WRITTEN EXERCISE. Transcribe the listing that follows in full, omitting pictures.

* * *

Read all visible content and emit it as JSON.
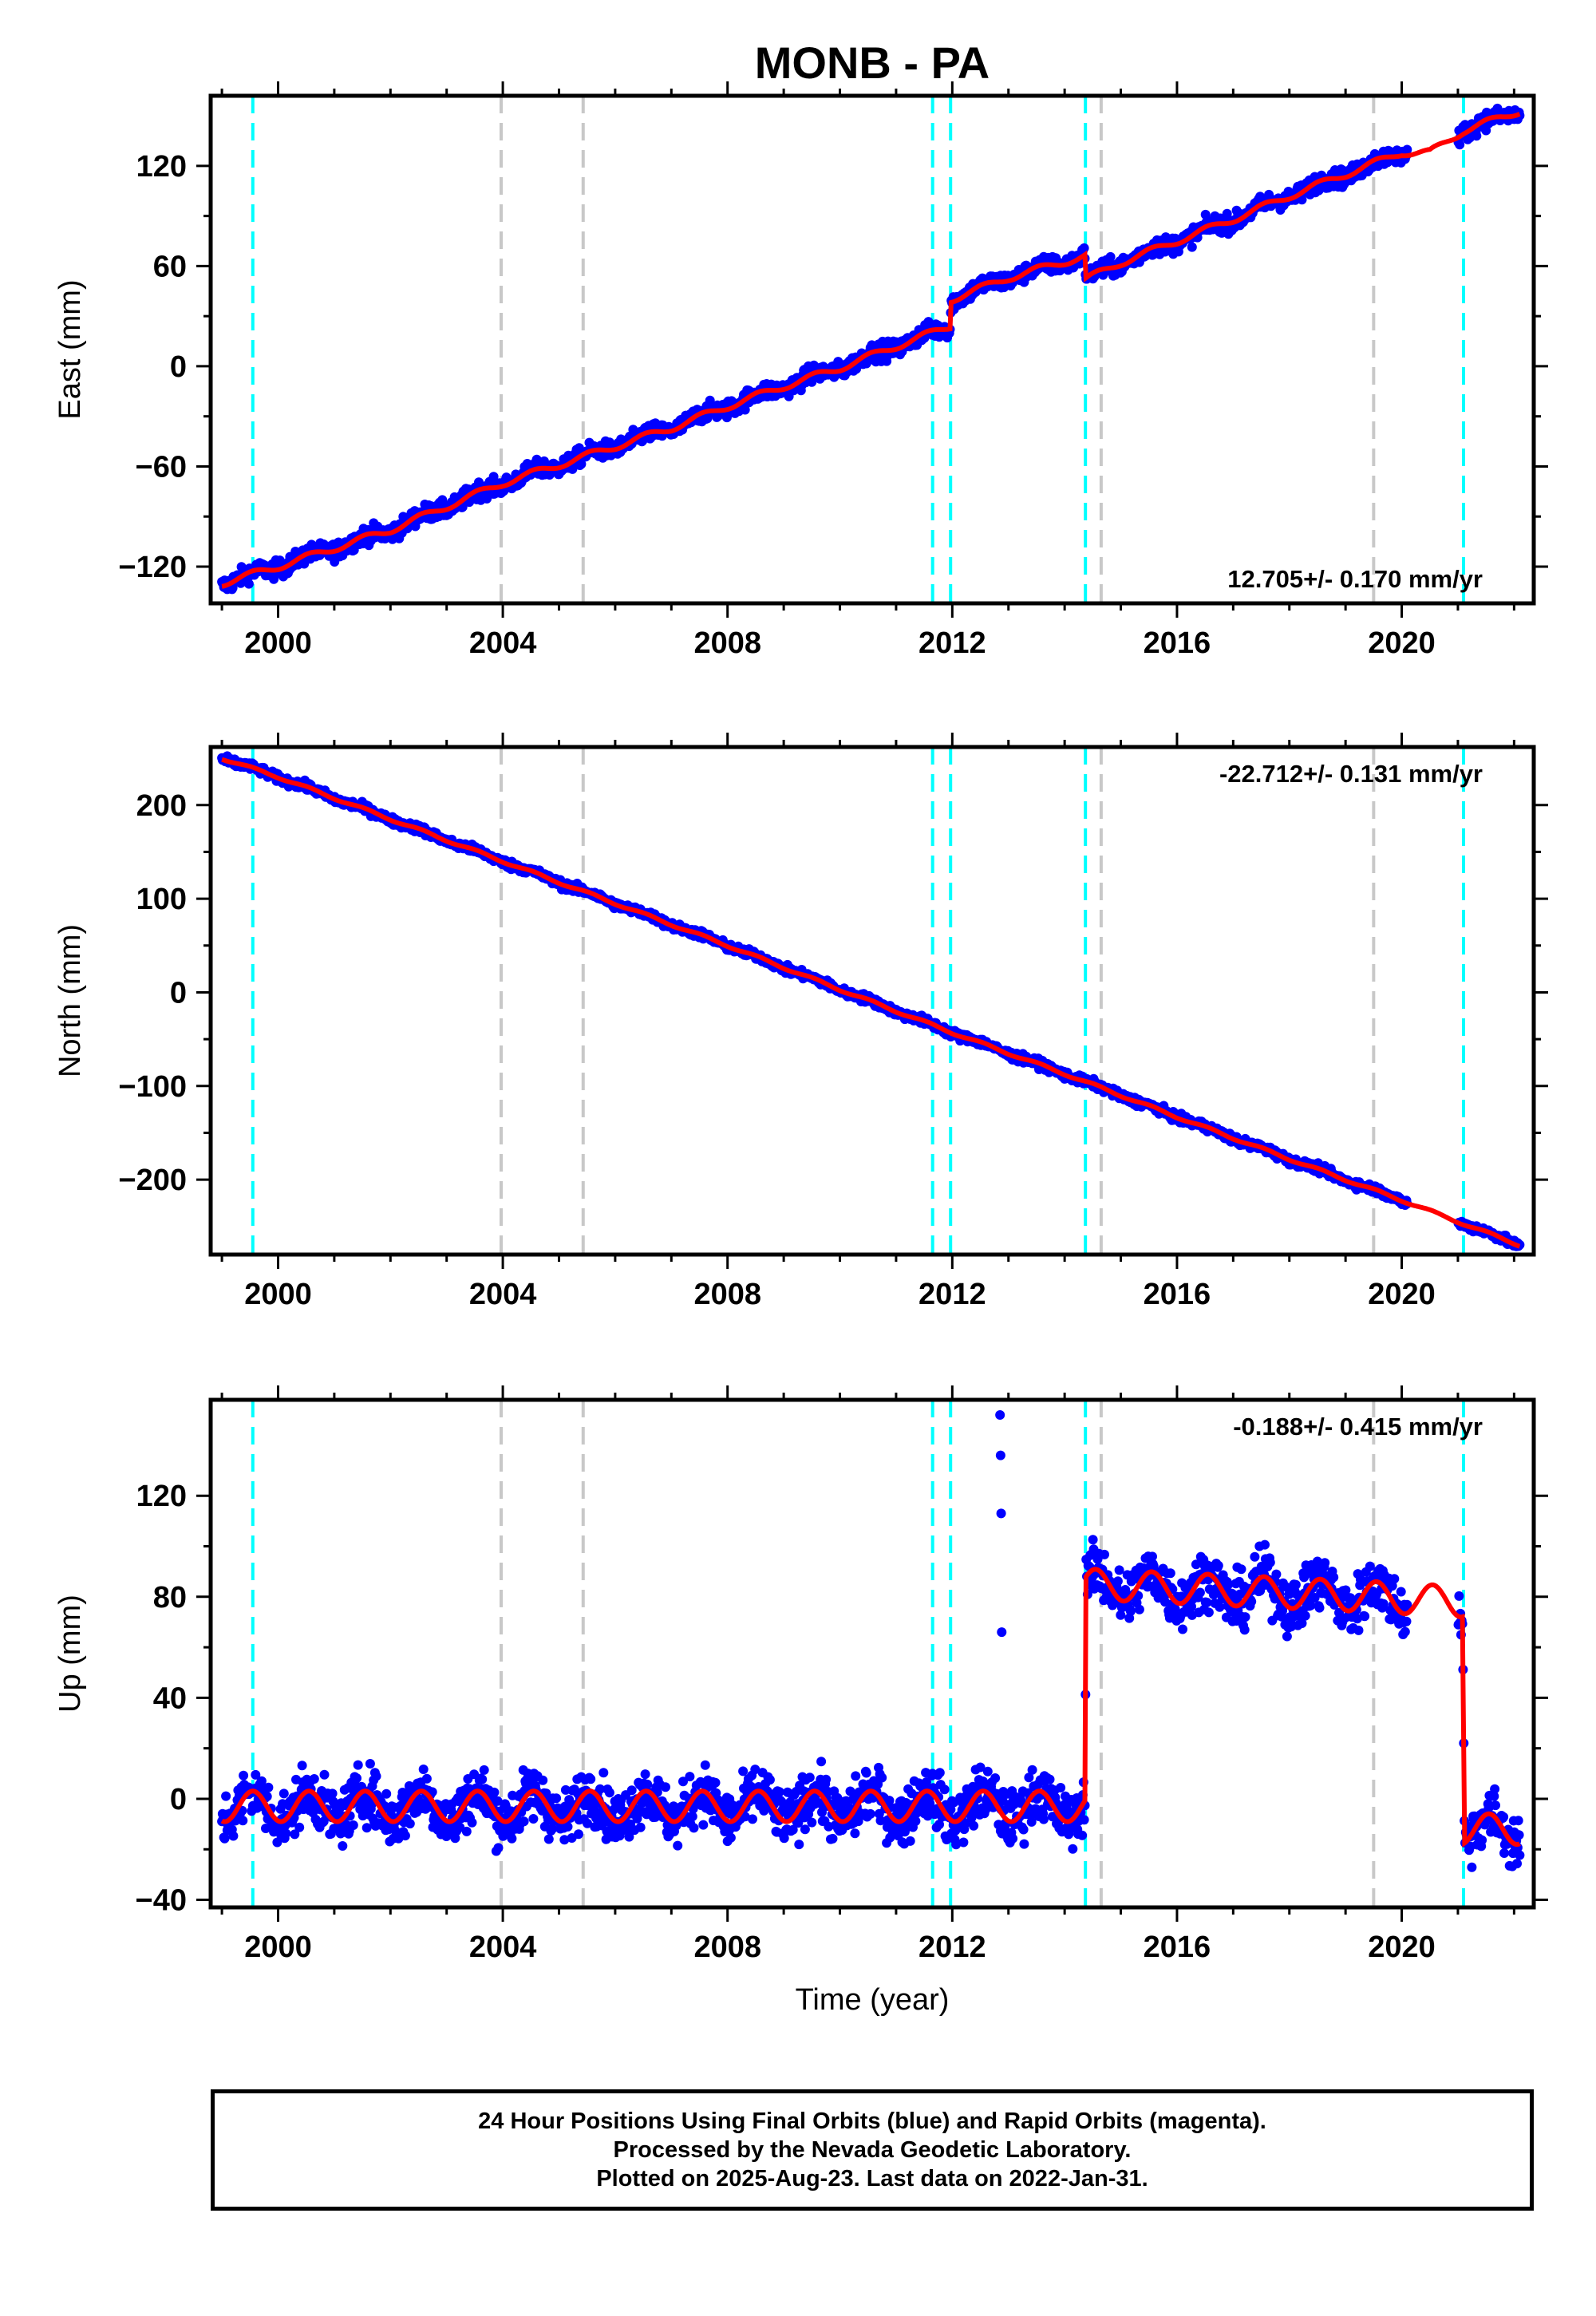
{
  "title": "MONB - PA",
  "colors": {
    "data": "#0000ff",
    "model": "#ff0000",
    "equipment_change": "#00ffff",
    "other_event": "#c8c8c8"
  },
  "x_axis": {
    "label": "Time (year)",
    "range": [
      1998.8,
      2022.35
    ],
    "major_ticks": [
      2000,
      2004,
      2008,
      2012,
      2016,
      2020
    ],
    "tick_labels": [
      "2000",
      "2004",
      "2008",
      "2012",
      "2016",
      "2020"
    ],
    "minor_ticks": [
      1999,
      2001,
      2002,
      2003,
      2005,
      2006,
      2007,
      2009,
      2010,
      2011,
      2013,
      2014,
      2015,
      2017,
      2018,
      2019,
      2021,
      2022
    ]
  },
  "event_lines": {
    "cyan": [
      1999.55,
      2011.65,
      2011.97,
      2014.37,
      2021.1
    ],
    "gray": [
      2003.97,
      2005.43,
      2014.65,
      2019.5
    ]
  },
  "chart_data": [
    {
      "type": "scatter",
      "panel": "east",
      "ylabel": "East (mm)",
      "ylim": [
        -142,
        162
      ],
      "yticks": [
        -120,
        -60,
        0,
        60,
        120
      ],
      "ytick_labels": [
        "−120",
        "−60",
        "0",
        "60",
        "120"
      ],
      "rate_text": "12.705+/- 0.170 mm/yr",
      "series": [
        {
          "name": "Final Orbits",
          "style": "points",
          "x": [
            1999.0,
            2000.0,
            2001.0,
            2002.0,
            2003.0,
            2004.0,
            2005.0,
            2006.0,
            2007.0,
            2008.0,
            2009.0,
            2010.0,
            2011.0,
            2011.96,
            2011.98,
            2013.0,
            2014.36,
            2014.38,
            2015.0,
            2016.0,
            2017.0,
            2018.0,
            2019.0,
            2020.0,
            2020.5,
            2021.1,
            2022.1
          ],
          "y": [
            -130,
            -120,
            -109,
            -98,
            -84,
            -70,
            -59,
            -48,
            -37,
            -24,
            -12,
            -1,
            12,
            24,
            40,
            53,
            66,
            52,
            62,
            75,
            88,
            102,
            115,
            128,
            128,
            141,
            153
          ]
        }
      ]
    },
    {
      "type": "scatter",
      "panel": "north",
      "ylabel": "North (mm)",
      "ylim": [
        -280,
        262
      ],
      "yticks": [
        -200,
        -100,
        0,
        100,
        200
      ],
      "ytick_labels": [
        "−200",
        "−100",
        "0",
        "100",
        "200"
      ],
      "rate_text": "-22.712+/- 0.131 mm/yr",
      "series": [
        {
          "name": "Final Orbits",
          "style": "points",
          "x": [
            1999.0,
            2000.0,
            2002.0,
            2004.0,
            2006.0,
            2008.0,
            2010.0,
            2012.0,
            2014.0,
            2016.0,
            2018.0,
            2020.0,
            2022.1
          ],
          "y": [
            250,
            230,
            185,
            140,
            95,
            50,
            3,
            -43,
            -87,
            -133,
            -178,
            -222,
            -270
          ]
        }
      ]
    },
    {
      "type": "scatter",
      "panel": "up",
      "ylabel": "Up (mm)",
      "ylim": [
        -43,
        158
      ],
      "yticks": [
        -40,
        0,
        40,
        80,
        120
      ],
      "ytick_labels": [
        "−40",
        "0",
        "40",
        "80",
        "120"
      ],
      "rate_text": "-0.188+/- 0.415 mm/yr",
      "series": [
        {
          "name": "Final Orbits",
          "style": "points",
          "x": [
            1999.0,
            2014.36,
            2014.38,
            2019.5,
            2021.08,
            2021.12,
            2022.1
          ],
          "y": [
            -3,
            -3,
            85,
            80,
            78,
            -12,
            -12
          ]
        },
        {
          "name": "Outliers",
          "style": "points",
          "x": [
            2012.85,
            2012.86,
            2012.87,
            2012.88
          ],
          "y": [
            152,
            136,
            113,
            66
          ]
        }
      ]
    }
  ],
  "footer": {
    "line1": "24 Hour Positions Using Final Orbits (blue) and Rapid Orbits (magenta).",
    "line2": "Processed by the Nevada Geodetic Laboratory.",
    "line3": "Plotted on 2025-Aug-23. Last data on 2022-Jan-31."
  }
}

* * *

ANSWER TO THIS TASK.
Read all visible content and emit it as JSON.
{
  "title": "MONB - PA",
  "colors": {
    "data": "#0000ff",
    "model": "#ff0000",
    "equipment_change": "#00ffff",
    "other_event": "#c8c8c8"
  },
  "x_axis": {
    "label": "Time (year)",
    "range": [
      1998.8,
      2022.35
    ],
    "major_ticks": [
      2000,
      2004,
      2008,
      2012,
      2016,
      2020
    ],
    "tick_labels": [
      "2000",
      "2004",
      "2008",
      "2012",
      "2016",
      "2020"
    ],
    "minor_ticks": [
      1999,
      2001,
      2002,
      2003,
      2005,
      2006,
      2007,
      2009,
      2010,
      2011,
      2013,
      2014,
      2015,
      2017,
      2018,
      2019,
      2021,
      2022
    ]
  },
  "event_lines": {
    "cyan": [
      1999.55,
      2011.65,
      2011.97,
      2014.37,
      2021.1
    ],
    "gray": [
      2003.97,
      2005.43,
      2014.65,
      2019.5
    ]
  },
  "chart_data": [
    {
      "type": "scatter",
      "panel": "east",
      "ylabel": "East (mm)",
      "ylim": [
        -142,
        162
      ],
      "yticks": [
        -120,
        -60,
        0,
        60,
        120
      ],
      "ytick_labels": [
        "−120",
        "−60",
        "0",
        "60",
        "120"
      ],
      "rate_text": "12.705+/- 0.170 mm/yr",
      "series": [
        {
          "name": "Final Orbits",
          "style": "points",
          "x": [
            1999.0,
            2000.0,
            2001.0,
            2002.0,
            2003.0,
            2004.0,
            2005.0,
            2006.0,
            2007.0,
            2008.0,
            2009.0,
            2010.0,
            2011.0,
            2011.96,
            2011.98,
            2013.0,
            2014.36,
            2014.38,
            2015.0,
            2016.0,
            2017.0,
            2018.0,
            2019.0,
            2020.0,
            2020.5,
            2021.1,
            2022.1
          ],
          "y": [
            -130,
            -120,
            -109,
            -98,
            -84,
            -70,
            -59,
            -48,
            -37,
            -24,
            -12,
            -1,
            12,
            24,
            40,
            53,
            66,
            52,
            62,
            75,
            88,
            102,
            115,
            128,
            128,
            141,
            153
          ]
        }
      ]
    },
    {
      "type": "scatter",
      "panel": "north",
      "ylabel": "North (mm)",
      "ylim": [
        -280,
        262
      ],
      "yticks": [
        -200,
        -100,
        0,
        100,
        200
      ],
      "ytick_labels": [
        "−200",
        "−100",
        "0",
        "100",
        "200"
      ],
      "rate_text": "-22.712+/- 0.131 mm/yr",
      "series": [
        {
          "name": "Final Orbits",
          "style": "points",
          "x": [
            1999.0,
            2000.0,
            2002.0,
            2004.0,
            2006.0,
            2008.0,
            2010.0,
            2012.0,
            2014.0,
            2016.0,
            2018.0,
            2020.0,
            2022.1
          ],
          "y": [
            250,
            230,
            185,
            140,
            95,
            50,
            3,
            -43,
            -87,
            -133,
            -178,
            -222,
            -270
          ]
        }
      ]
    },
    {
      "type": "scatter",
      "panel": "up",
      "ylabel": "Up (mm)",
      "ylim": [
        -43,
        158
      ],
      "yticks": [
        -40,
        0,
        40,
        80,
        120
      ],
      "ytick_labels": [
        "−40",
        "0",
        "40",
        "80",
        "120"
      ],
      "rate_text": "-0.188+/- 0.415 mm/yr",
      "series": [
        {
          "name": "Final Orbits",
          "style": "points",
          "x": [
            1999.0,
            2014.36,
            2014.38,
            2019.5,
            2021.08,
            2021.12,
            2022.1
          ],
          "y": [
            -3,
            -3,
            85,
            80,
            78,
            -12,
            -12
          ]
        },
        {
          "name": "Outliers",
          "style": "points",
          "x": [
            2012.85,
            2012.86,
            2012.87,
            2012.88
          ],
          "y": [
            152,
            136,
            113,
            66
          ]
        }
      ]
    }
  ],
  "footer": {
    "line1": "24 Hour Positions Using Final Orbits (blue) and Rapid Orbits (magenta).",
    "line2": "Processed by the Nevada Geodetic Laboratory.",
    "line3": "Plotted on 2025-Aug-23. Last data on 2022-Jan-31."
  }
}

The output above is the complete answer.